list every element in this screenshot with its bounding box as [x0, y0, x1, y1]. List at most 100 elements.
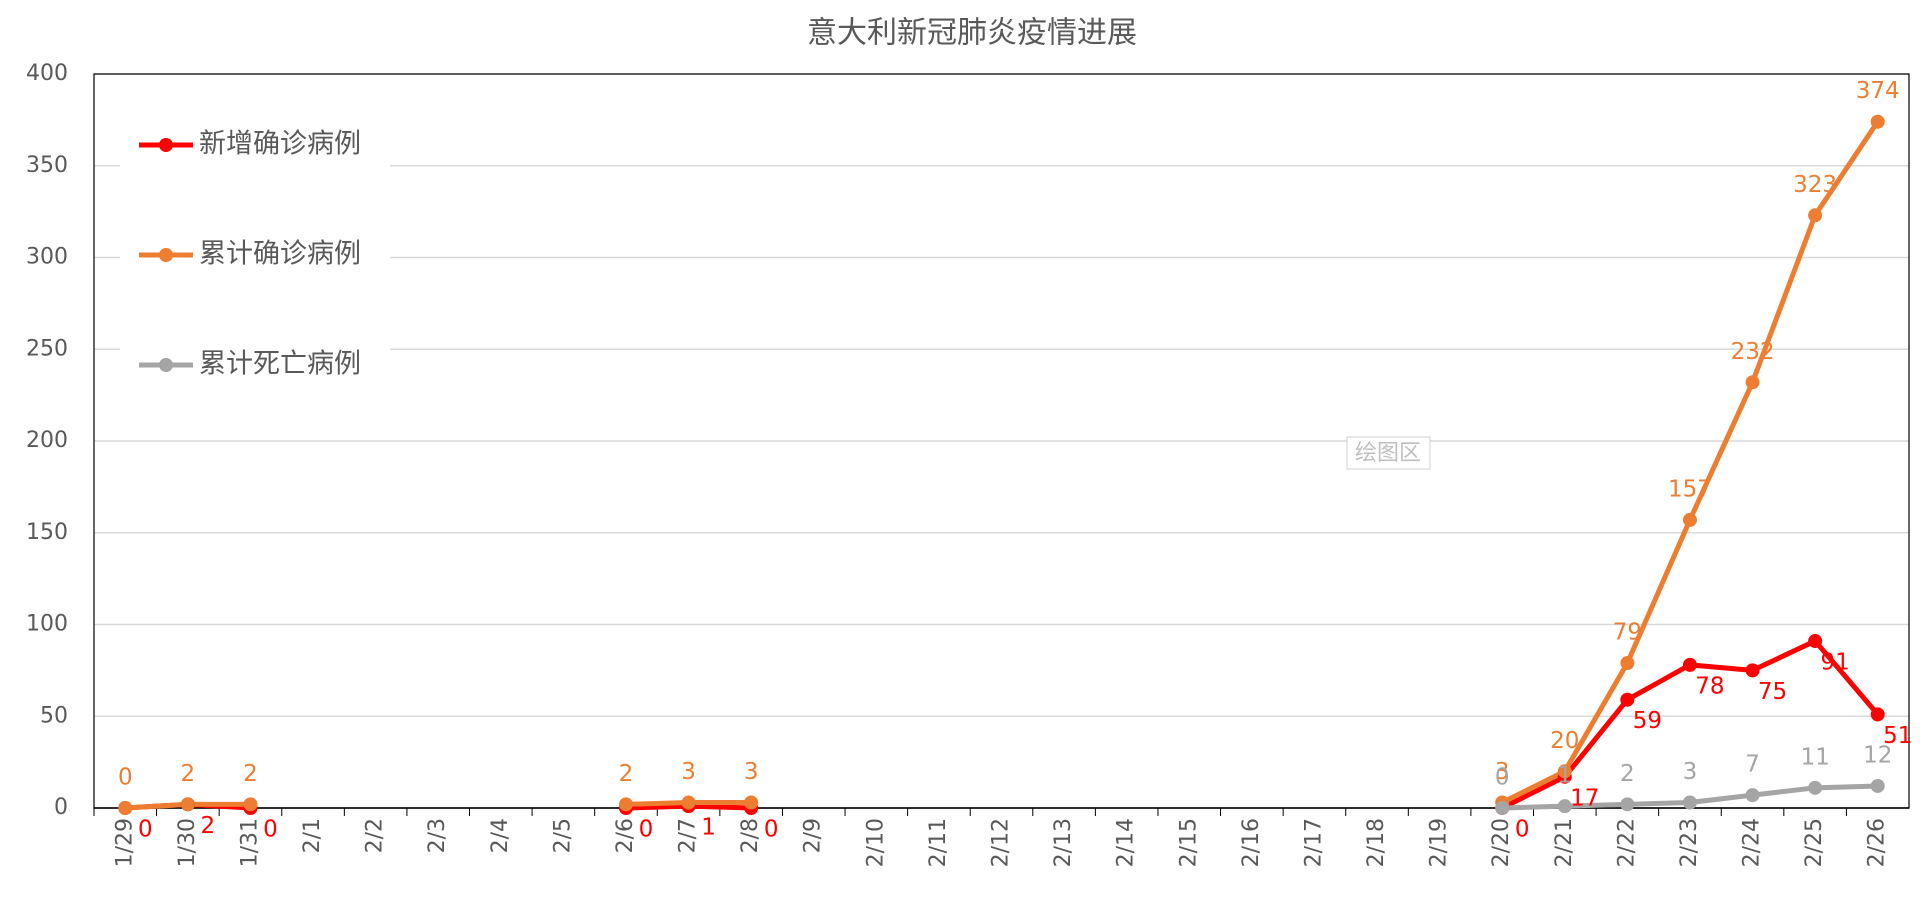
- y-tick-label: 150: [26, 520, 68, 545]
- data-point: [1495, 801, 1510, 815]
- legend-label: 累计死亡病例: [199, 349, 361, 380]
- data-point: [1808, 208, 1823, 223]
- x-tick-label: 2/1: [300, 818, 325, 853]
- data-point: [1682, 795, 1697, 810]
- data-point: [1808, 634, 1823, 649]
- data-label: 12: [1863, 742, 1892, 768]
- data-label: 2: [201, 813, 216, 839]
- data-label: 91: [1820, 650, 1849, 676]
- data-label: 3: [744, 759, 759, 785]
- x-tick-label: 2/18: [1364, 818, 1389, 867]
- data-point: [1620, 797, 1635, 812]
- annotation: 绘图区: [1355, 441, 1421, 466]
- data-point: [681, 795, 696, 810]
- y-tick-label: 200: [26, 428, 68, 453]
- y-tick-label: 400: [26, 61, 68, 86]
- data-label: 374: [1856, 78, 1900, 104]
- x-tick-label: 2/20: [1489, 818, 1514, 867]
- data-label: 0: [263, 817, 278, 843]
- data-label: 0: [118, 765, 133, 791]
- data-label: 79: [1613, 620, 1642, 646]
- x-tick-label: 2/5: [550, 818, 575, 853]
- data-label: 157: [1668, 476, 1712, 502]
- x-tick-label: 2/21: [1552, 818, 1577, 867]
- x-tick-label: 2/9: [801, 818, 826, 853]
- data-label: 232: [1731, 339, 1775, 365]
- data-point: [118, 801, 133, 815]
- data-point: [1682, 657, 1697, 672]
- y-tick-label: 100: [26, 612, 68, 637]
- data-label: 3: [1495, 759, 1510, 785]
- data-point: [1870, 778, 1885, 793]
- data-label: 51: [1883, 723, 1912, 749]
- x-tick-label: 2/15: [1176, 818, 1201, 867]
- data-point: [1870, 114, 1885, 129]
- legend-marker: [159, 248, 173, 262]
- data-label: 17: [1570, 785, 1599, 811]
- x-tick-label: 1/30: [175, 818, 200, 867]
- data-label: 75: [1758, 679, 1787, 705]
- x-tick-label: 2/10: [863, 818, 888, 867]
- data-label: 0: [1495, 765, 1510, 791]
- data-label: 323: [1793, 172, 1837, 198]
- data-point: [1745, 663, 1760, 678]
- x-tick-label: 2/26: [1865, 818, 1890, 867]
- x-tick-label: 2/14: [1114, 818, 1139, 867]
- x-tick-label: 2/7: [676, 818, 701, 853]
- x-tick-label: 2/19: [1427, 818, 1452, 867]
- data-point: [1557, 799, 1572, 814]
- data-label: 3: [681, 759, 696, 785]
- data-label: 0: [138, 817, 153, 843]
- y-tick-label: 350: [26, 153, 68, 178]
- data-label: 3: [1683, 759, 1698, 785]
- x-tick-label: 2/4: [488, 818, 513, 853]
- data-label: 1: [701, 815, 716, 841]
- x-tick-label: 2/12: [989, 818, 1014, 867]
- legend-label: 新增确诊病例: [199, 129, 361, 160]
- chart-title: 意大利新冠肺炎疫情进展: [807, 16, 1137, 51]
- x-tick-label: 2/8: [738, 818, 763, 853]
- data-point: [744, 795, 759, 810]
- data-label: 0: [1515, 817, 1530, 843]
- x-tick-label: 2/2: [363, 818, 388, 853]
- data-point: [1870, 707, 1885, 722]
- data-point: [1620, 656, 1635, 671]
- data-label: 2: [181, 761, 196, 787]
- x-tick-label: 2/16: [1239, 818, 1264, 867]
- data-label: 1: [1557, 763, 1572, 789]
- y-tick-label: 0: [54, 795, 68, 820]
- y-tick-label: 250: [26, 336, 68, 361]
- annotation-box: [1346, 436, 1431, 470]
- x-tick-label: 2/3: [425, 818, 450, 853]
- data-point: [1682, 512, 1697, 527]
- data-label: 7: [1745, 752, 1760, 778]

EXERCISE PROMPT — Locate every line in the rows above that contains the string "legend", and copy each such line in full. Matching is case-sensitive.

ANSWER TO THIS PROBLEM —
- legend-label: 累计死亡病例: [199, 349, 361, 380]
- legend-marker: [159, 248, 173, 262]
- legend-label: 新增确诊病例: [199, 129, 361, 160]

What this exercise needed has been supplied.